### Written instruction
Note each line where "image" appears, and copy it.

### Material for this task
◇ ◇ ◇ ◇ ◇ ◇ ◇
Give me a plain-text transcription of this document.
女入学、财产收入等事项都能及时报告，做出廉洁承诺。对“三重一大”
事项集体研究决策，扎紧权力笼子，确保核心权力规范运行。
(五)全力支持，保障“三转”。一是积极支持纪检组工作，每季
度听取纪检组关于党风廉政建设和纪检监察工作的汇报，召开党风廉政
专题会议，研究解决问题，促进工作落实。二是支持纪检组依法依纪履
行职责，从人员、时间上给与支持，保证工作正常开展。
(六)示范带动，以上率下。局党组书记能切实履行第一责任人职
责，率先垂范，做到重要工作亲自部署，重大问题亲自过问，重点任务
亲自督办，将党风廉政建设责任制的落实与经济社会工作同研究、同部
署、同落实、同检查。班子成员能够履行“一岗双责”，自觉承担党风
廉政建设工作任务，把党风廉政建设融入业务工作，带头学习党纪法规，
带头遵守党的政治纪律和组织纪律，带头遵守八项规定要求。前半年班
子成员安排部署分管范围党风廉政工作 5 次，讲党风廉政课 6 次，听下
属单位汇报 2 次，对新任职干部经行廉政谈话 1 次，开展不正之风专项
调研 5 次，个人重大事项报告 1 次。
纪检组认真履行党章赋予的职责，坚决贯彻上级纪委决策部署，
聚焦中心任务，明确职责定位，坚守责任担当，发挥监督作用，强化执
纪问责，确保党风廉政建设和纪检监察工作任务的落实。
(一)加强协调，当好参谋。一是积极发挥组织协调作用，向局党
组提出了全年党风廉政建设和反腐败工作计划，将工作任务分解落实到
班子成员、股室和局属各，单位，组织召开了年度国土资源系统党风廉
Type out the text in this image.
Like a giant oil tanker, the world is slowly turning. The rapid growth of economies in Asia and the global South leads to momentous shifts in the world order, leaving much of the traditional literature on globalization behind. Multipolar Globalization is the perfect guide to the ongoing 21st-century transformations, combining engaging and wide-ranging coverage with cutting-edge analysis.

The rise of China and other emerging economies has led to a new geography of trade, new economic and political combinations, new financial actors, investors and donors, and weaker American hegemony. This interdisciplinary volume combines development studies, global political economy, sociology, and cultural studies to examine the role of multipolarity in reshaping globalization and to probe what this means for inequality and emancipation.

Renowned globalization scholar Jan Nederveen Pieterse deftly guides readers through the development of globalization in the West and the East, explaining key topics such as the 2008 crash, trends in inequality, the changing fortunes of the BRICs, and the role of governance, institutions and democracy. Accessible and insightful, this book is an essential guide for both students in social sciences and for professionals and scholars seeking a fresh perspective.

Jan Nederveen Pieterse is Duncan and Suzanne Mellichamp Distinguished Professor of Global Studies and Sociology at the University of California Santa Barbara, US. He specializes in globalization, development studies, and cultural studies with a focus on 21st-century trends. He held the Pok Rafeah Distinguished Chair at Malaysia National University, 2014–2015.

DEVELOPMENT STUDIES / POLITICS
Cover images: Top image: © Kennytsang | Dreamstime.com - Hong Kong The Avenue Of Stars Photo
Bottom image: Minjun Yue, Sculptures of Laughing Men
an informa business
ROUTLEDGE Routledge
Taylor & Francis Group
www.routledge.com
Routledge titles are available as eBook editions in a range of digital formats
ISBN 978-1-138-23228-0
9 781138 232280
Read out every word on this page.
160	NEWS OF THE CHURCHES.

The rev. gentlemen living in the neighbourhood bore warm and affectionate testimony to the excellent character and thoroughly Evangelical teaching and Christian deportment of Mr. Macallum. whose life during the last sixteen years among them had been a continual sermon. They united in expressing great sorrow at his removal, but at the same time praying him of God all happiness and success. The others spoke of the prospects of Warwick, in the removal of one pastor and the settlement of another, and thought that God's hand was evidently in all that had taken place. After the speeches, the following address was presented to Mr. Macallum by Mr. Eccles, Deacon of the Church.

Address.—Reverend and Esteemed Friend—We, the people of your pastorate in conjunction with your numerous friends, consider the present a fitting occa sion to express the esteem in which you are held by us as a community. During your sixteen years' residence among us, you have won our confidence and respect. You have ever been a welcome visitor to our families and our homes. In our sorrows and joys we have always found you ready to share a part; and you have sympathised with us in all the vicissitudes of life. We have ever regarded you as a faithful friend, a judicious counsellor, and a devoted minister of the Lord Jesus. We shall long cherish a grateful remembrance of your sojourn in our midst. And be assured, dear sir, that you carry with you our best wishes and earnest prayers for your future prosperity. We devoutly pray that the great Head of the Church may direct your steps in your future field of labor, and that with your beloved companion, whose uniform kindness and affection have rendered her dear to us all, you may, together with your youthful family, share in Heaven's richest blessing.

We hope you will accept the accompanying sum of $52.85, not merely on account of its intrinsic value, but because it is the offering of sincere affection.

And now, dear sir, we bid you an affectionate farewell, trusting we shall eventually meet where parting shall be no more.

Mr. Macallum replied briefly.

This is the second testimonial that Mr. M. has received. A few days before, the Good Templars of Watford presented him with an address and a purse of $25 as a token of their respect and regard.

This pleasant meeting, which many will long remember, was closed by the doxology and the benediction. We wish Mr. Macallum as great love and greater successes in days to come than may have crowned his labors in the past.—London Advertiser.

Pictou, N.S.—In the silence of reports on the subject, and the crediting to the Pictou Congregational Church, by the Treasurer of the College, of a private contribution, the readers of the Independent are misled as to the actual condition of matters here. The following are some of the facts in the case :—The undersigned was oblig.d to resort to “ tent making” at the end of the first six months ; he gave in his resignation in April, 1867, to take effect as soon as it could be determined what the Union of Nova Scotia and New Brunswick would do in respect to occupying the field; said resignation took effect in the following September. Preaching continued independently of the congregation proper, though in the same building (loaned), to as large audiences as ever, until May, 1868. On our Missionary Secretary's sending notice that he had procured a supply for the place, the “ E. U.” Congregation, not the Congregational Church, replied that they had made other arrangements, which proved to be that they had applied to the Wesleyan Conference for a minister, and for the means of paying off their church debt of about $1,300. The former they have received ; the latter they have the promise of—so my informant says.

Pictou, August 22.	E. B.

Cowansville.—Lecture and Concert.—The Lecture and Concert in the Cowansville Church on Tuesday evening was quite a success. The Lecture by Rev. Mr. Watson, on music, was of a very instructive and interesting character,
◇ ◇ ◇ ◇ ◇ ◇ ◇
### Reply
Type out the text in this image.
Cover images: Top image: © Kennytsang | Dreamstime.com - Hong Kong The Avenue Of Stars Photo
Bottom image: Minjun Yue, Sculptures of Laughing Men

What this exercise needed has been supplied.